→ Stored rows

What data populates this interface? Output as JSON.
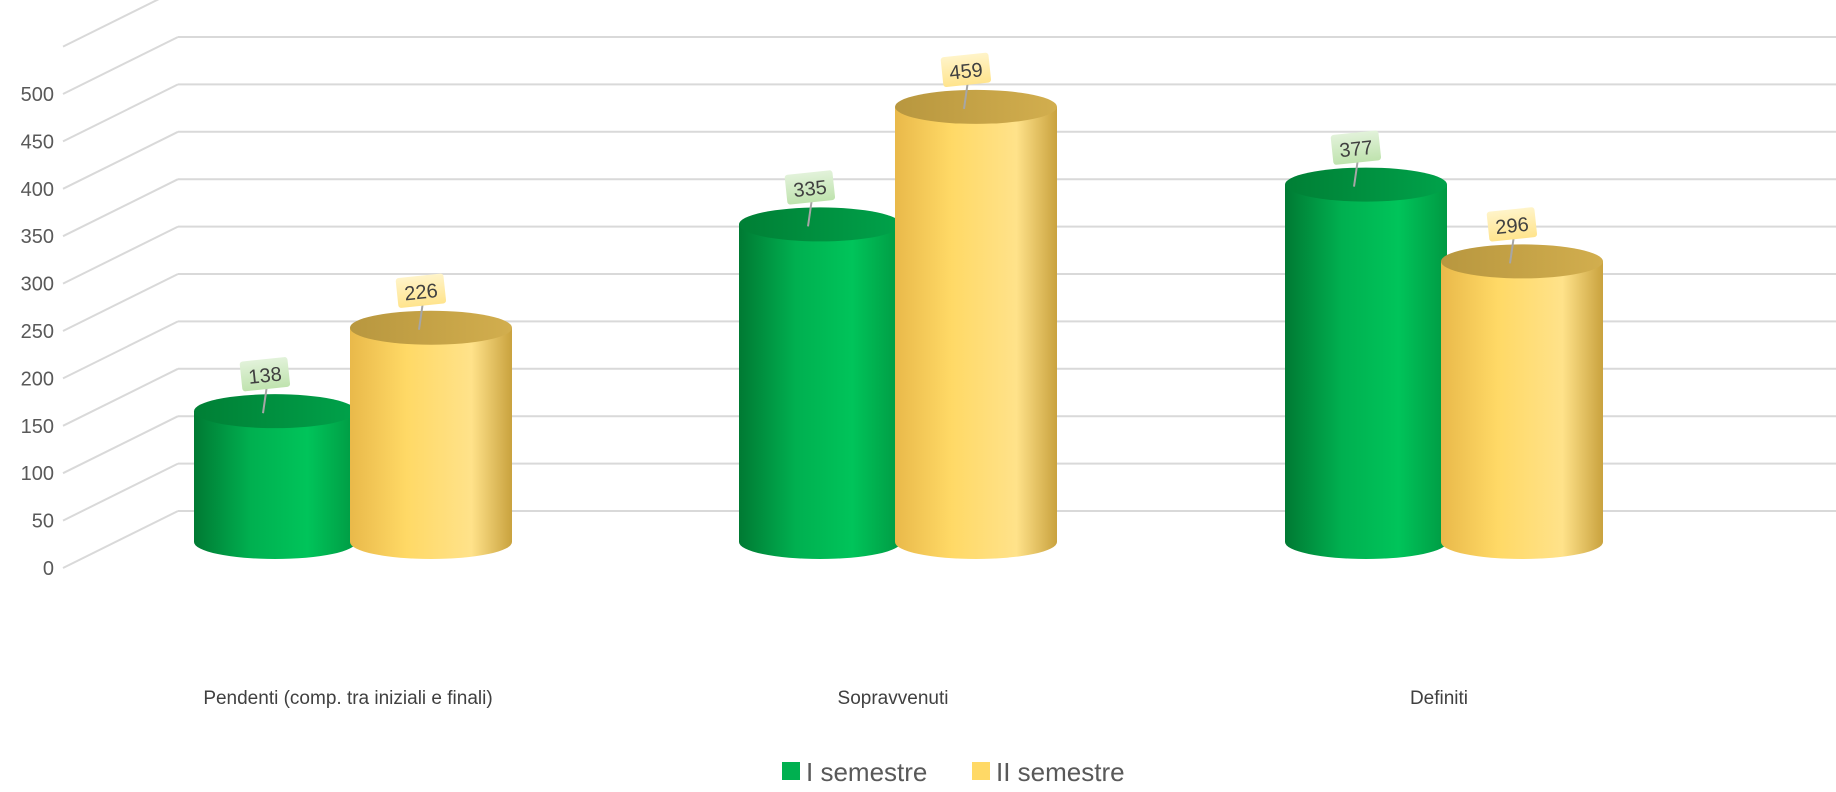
{
  "chart_data": {
    "type": "bar",
    "title": "",
    "xlabel": "",
    "ylabel": "",
    "categories": [
      "Pendenti (comp. tra iniziali e finali)",
      "Sopravvenuti",
      "Definiti"
    ],
    "series": [
      {
        "name": "I semestre",
        "values": [
          138,
          335,
          377
        ],
        "color": "#00B050"
      },
      {
        "name": "II semestre",
        "values": [
          226,
          459,
          296
        ],
        "color": "#FFD966"
      }
    ],
    "ylim": [
      0,
      500
    ],
    "yticks": [
      0,
      50,
      100,
      150,
      200,
      250,
      300,
      350,
      400,
      450,
      500
    ],
    "grid": true,
    "legend": "bottom",
    "style": "3d-cylinder",
    "data_labels": true
  }
}
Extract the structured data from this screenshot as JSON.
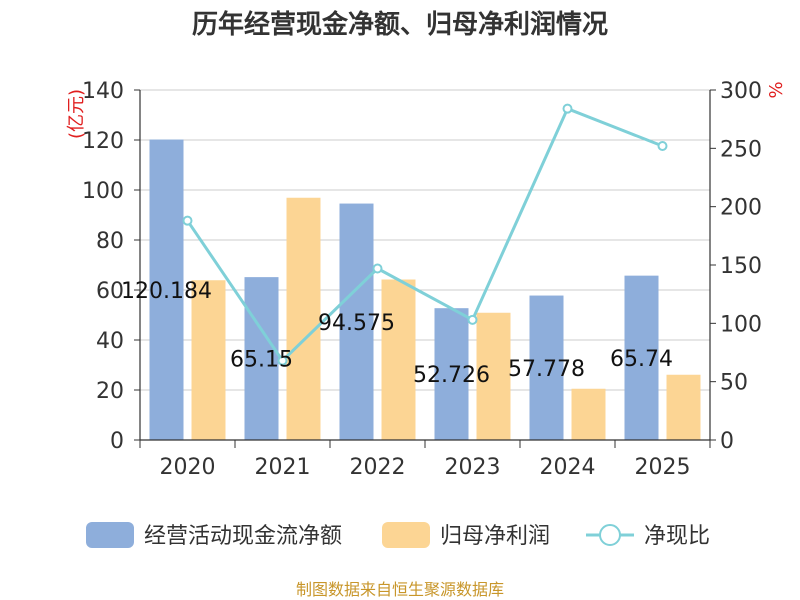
{
  "chart_data": {
    "type": "bar",
    "title": "历年经营现金净额、归母净利润情况",
    "categories": [
      "2020",
      "2021",
      "2022",
      "2023",
      "2024",
      "2025"
    ],
    "left_axis": {
      "unit_label": "(亿元)",
      "ylim": [
        0,
        140
      ],
      "ticks": [
        "0",
        "20",
        "40",
        "60",
        "80",
        "100",
        "120",
        "140"
      ]
    },
    "right_axis": {
      "unit_label": "%",
      "ylim": [
        0,
        300
      ],
      "ticks": [
        "0",
        "50",
        "100",
        "150",
        "200",
        "250",
        "300"
      ]
    },
    "series": [
      {
        "name": "经营活动现金流净额",
        "type": "bar",
        "axis": "left",
        "color": "#8eaedb",
        "values": [
          120.184,
          65.15,
          94.575,
          52.726,
          57.778,
          65.74
        ],
        "labels": [
          "120.184",
          "65.15",
          "94.575",
          "52.726",
          "57.778",
          "65.74"
        ]
      },
      {
        "name": "归母净利润",
        "type": "bar",
        "axis": "left",
        "color": "#fcd594",
        "values": [
          63.9,
          96.9,
          64.2,
          50.9,
          20.5,
          26.1
        ]
      },
      {
        "name": "净现比",
        "type": "line",
        "axis": "right",
        "color": "#7fd0d8",
        "values": [
          188,
          68,
          147,
          103,
          284,
          252
        ]
      }
    ],
    "grid": true,
    "legend_position": "bottom"
  },
  "source": "制图数据来自恒生聚源数据库"
}
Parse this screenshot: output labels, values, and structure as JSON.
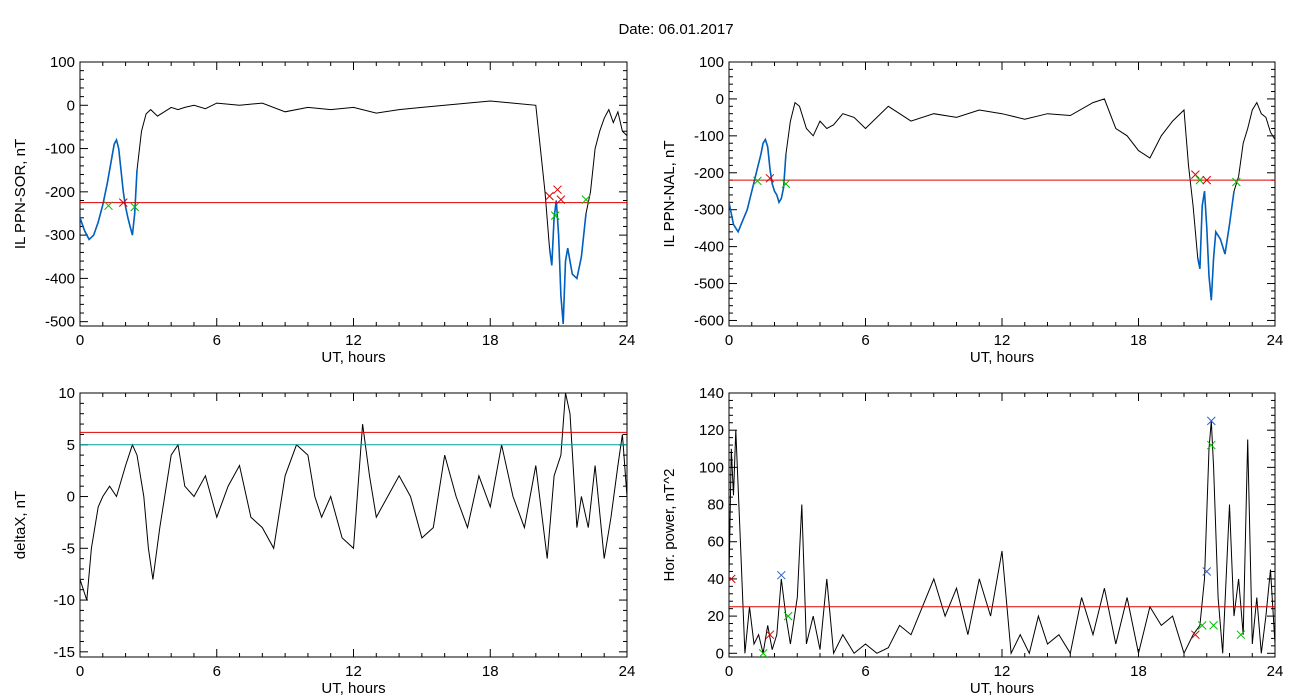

→ Task to complete
Return the material exactly as given, apart from the pictures.

→ Result of the task
What data populates this interface? Output as JSON.
{
  "chart_data": {
    "type": "bar",
    "title": "",
    "xlabel": "",
    "ylabel": "",
    "categories": [
      "Pendenti (comp. tra iniziali e finali)",
      "Sopravvenuti",
      "Definiti"
    ],
    "series": [
      {
        "name": "I semestre",
        "values": [
          138,
          335,
          377
        ],
        "color": "#00B050"
      },
      {
        "name": "II semestre",
        "values": [
          226,
          459,
          296
        ],
        "color": "#FFD966"
      }
    ],
    "ylim": [
      0,
      500
    ],
    "yticks": [
      0,
      50,
      100,
      150,
      200,
      250,
      300,
      350,
      400,
      450,
      500
    ],
    "grid": true,
    "legend": "bottom",
    "style": "3d-cylinder",
    "data_labels": true
  }
}
Extract the structured data from this screenshot as JSON.
{
  "chart_data": {
    "type": "bar",
    "title": "历年经营现金净额、归母净利润情况",
    "categories": [
      "2020",
      "2021",
      "2022",
      "2023",
      "2024",
      "2025"
    ],
    "left_axis": {
      "unit_label": "(亿元)",
      "ylim": [
        0,
        140
      ],
      "ticks": [
        "0",
        "20",
        "40",
        "60",
        "80",
        "100",
        "120",
        "140"
      ]
    },
    "right_axis": {
      "unit_label": "%",
      "ylim": [
        0,
        300
      ],
      "ticks": [
        "0",
        "50",
        "100",
        "150",
        "200",
        "250",
        "300"
      ]
    },
    "series": [
      {
        "name": "经营活动现金流净额",
        "type": "bar",
        "axis": "left",
        "color": "#8eaedb",
        "values": [
          120.184,
          65.15,
          94.575,
          52.726,
          57.778,
          65.74
        ],
        "labels": [
          "120.184",
          "65.15",
          "94.575",
          "52.726",
          "57.778",
          "65.74"
        ]
      },
      {
        "name": "归母净利润",
        "type": "bar",
        "axis": "left",
        "color": "#fcd594",
        "values": [
          63.9,
          96.9,
          64.2,
          50.9,
          20.5,
          26.1
        ]
      },
      {
        "name": "净现比",
        "type": "line",
        "axis": "right",
        "color": "#7fd0d8",
        "values": [
          188,
          68,
          147,
          103,
          284,
          252
        ]
      }
    ],
    "grid": true,
    "legend_position": "bottom"
  },
  "source": "制图数据来自恒生聚源数据库"
}
Parse this screenshot: output labels, values, and structure as JSON.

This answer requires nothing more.